Return all of the entries word for word, but omit the pictures they contain.

Dataset content:
:::

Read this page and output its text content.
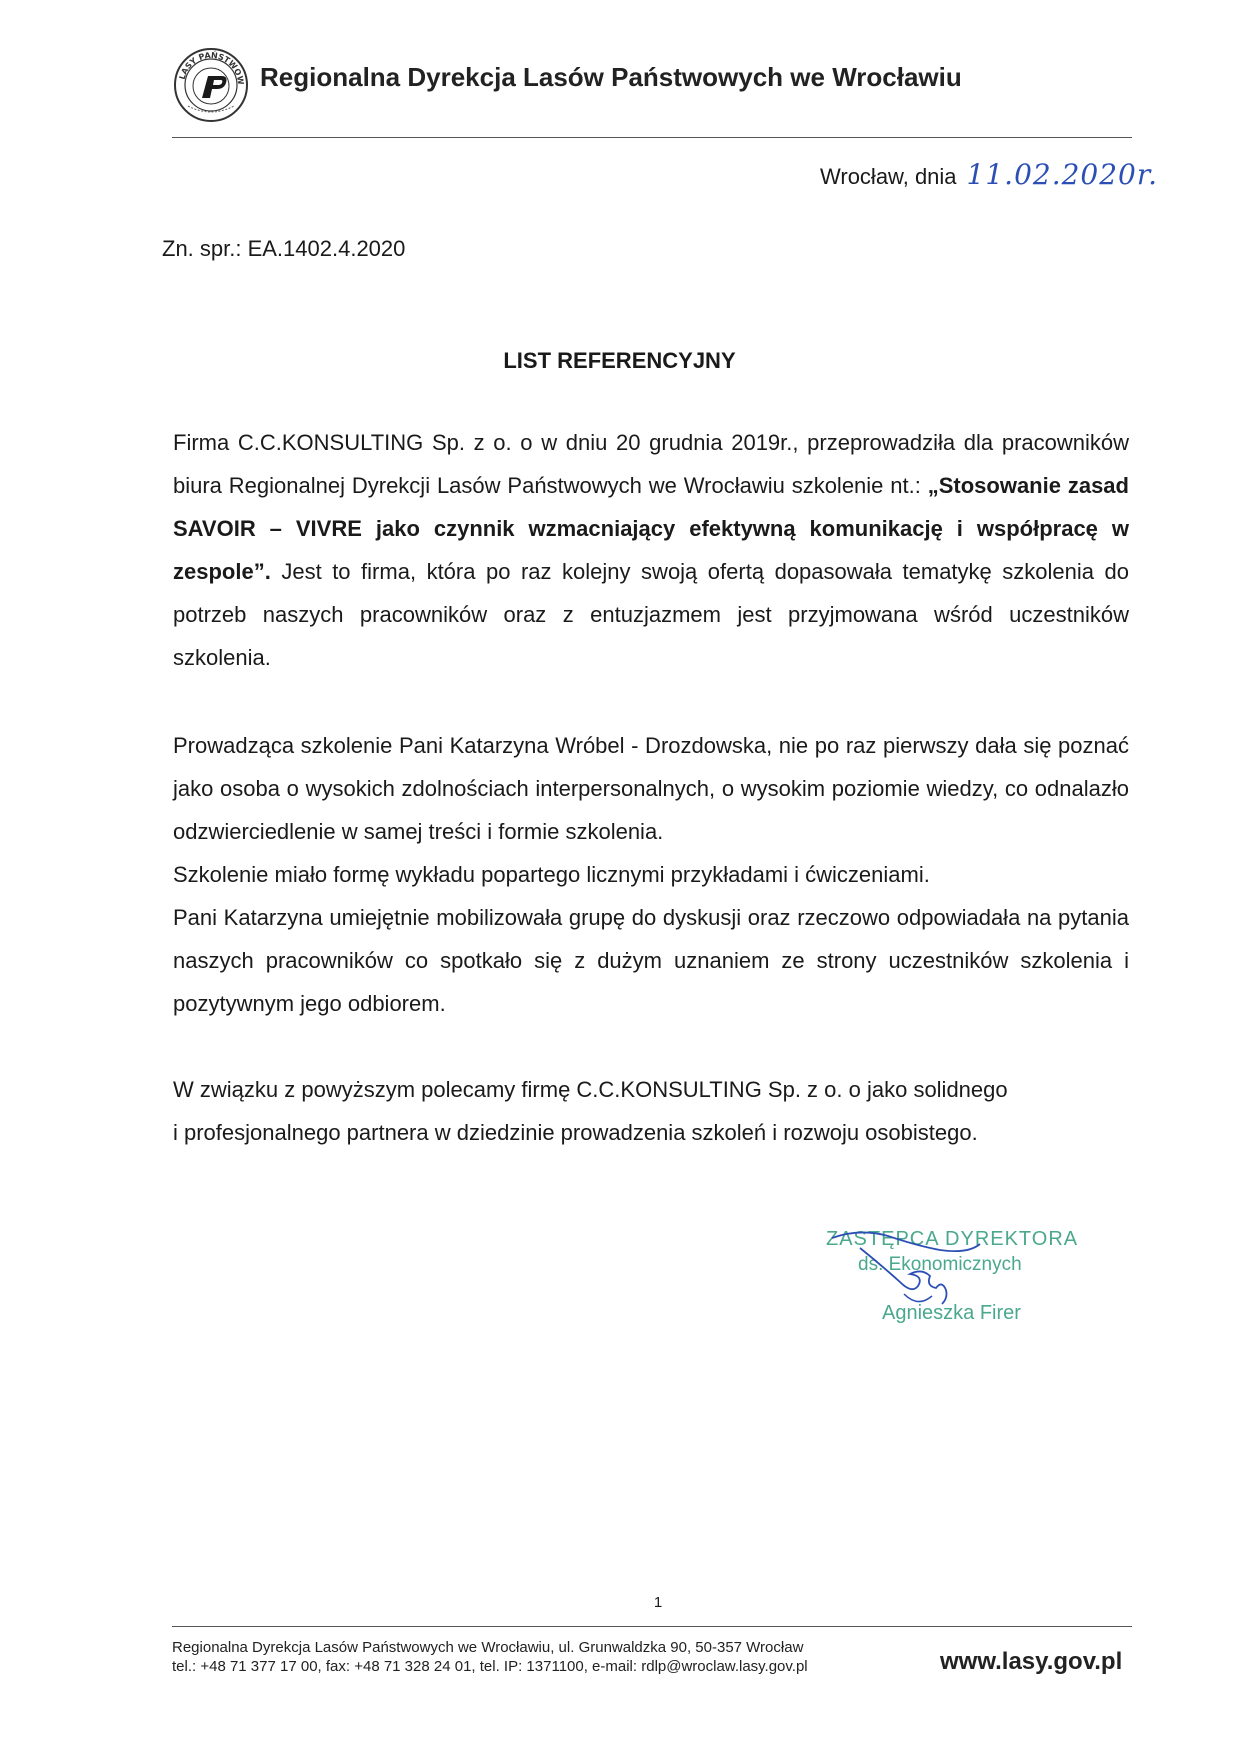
LASY PAŃSTWOW Regionalna Dyrekcja Lasów Państwowych we Wrocławiu
Wrocław, dnia 11.02.2020r.
Zn. spr.: EA.1402.4.2020
LIST REFERENCYJNY
Firma C.C.KONSULTING Sp. z o. o w dniu 20 grudnia 2019r., przeprowadziła dla pracowników biura Regionalnej Dyrekcji Lasów Państwowych we Wrocławiu szkolenie nt.: „Stosowanie zasad SAVOIR – VIVRE jako czynnik wzmacniający efektywną komunikację i współpracę w zespole”. Jest to firma, która po raz kolejny swoją ofertą dopasowała tematykę szkolenia do potrzeb naszych pracowników oraz z entuzjazmem jest przyjmowana wśród uczestników szkolenia.
Prowadząca szkolenie Pani Katarzyna Wróbel - Drozdowska, nie po raz pierwszy dała się poznać jako osoba o wysokich zdolnościach interpersonalnych, o wysokim poziomie wiedzy, co odnalazło odzwierciedlenie w samej treści i formie szkolenia.
Szkolenie miało formę wykładu popartego licznymi przykładami i ćwiczeniami.
Pani Katarzyna umiejętnie mobilizowała grupę do dyskusji oraz rzeczowo odpowiadała na pytania naszych pracowników co spotkało się z dużym uznaniem ze strony uczestników szkolenia i pozytywnym jego odbiorem.
W związku z powyższym polecamy firmę C.C.KONSULTING Sp. z o. o jako solidnego
i profesjonalnego partnera w dziedzinie prowadzenia szkoleń i rozwoju osobistego.
ZASTĘPCA DYREKTORA
ds. Ekonomicznych
Agnieszka Firer
1
Regionalna Dyrekcja Lasów Państwowych we Wrocławiu, ul. Grunwaldzka 90, 50-357 Wrocław
tel.: +48 71 377 17 00, fax: +48 71 328 24 01, tel. IP: 1371100, e-mail: rdlp@wroclaw.lasy.gov.pl	www.lasy.gov.pl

:::

Written response:
Read this page and output its text content.
LASY PAŃSTWOW Regionalna Dyrekcja Lasów Państwowych we Wrocławiu
Wrocław, dnia 11.02.2020r.
Zn. spr.: EA.1402.4.2020
LIST REFERENCYJNY
Firma C.C.KONSULTING Sp. z o. o w dniu 20 grudnia 2019r., przeprowadziła dla pracowników biura Regionalnej Dyrekcji Lasów Państwowych we Wrocławiu szkolenie nt.: „Stosowanie zasad SAVOIR – VIVRE jako czynnik wzmacniający efektywną komunikację i współpracę w zespole”. Jest to firma, która po raz kolejny swoją ofertą dopasowała tematykę szkolenia do potrzeb naszych pracowników oraz z entuzjazmem jest przyjmowana wśród uczestników szkolenia.
Prowadząca szkolenie Pani Katarzyna Wróbel - Drozdowska, nie po raz pierwszy dała się poznać jako osoba o wysokich zdolnościach interpersonalnych, o wysokim poziomie wiedzy, co odnalazło odzwierciedlenie w samej treści i formie szkolenia.
Szkolenie miało formę wykładu popartego licznymi przykładami i ćwiczeniami.
Pani Katarzyna umiejętnie mobilizowała grupę do dyskusji oraz rzeczowo odpowiadała na pytania naszych pracowników co spotkało się z dużym uznaniem ze strony uczestników szkolenia i pozytywnym jego odbiorem.
W związku z powyższym polecamy firmę C.C.KONSULTING Sp. z o. o jako solidnego
i profesjonalnego partnera w dziedzinie prowadzenia szkoleń i rozwoju osobistego.
ZASTĘPCA DYREKTORA
ds. Ekonomicznych
Agnieszka Firer
1
Regionalna Dyrekcja Lasów Państwowych we Wrocławiu, ul. Grunwaldzka 90, 50-357 Wrocław
tel.: +48 71 377 17 00, fax: +48 71 328 24 01, tel. IP: 1371100, e-mail: rdlp@wroclaw.lasy.gov.pl	www.lasy.gov.pl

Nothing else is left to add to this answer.